# START OF Data supplied
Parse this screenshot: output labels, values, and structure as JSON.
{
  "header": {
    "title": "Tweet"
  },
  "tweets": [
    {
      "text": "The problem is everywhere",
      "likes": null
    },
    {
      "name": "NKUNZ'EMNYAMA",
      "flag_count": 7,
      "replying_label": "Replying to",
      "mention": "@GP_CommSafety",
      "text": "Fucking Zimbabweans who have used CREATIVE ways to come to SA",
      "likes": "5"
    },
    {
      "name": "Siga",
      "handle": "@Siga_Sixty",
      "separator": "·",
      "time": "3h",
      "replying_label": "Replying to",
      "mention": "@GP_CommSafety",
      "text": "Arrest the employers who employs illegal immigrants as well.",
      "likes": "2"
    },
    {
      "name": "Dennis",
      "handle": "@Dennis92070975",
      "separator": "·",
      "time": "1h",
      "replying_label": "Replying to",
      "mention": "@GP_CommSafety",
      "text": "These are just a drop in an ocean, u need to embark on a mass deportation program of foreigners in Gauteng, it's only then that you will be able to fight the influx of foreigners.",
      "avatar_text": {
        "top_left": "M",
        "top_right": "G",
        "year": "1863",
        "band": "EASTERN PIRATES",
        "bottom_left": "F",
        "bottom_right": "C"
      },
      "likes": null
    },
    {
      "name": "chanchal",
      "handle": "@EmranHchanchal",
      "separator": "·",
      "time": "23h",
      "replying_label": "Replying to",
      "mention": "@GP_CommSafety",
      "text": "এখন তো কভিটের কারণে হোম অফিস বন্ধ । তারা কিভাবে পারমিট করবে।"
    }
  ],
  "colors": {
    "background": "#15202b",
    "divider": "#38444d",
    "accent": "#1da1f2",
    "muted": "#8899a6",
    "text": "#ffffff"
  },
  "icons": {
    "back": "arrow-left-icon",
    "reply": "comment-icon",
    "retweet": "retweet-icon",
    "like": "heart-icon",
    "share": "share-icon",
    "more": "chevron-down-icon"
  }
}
# END OF Data supplied
What is expected: Copy every record exactly, with nothing added or dropped.

Response below:
Parse this screenshot: output labels, values, and structure as JSON.
{
  "header": {
    "title": "Tweet"
  },
  "tweets": [
    {
      "text": "The problem is everywhere",
      "likes": null
    },
    {
      "name": "NKUNZ'EMNYAMA",
      "flag_count": 7,
      "replying_label": "Replying to",
      "mention": "@GP_CommSafety",
      "text": "Fucking Zimbabweans who have used CREATIVE ways to come to SA",
      "likes": "5"
    },
    {
      "name": "Siga",
      "handle": "@Siga_Sixty",
      "separator": "·",
      "time": "3h",
      "replying_label": "Replying to",
      "mention": "@GP_CommSafety",
      "text": "Arrest the employers who employs illegal immigrants as well.",
      "likes": "2"
    },
    {
      "name": "Dennis",
      "handle": "@Dennis92070975",
      "separator": "·",
      "time": "1h",
      "replying_label": "Replying to",
      "mention": "@GP_CommSafety",
      "text": "These are just a drop in an ocean, u need to embark on a mass deportation program of foreigners in Gauteng, it's only then that you will be able to fight the influx of foreigners.",
      "avatar_text": {
        "top_left": "M",
        "top_right": "G",
        "year": "1863",
        "band": "EASTERN PIRATES",
        "bottom_left": "F",
        "bottom_right": "C"
      },
      "likes": null
    },
    {
      "name": "chanchal",
      "handle": "@EmranHchanchal",
      "separator": "·",
      "time": "23h",
      "replying_label": "Replying to",
      "mention": "@GP_CommSafety",
      "text": "এখন তো কভিটের কারণে হোম অফিস বন্ধ । তারা কিভাবে পারমিট করবে।"
    }
  ],
  "colors": {
    "background": "#15202b",
    "divider": "#38444d",
    "accent": "#1da1f2",
    "muted": "#8899a6",
    "text": "#ffffff"
  },
  "icons": {
    "back": "arrow-left-icon",
    "reply": "comment-icon",
    "retweet": "retweet-icon",
    "like": "heart-icon",
    "share": "share-icon",
    "more": "chevron-down-icon"
  }
}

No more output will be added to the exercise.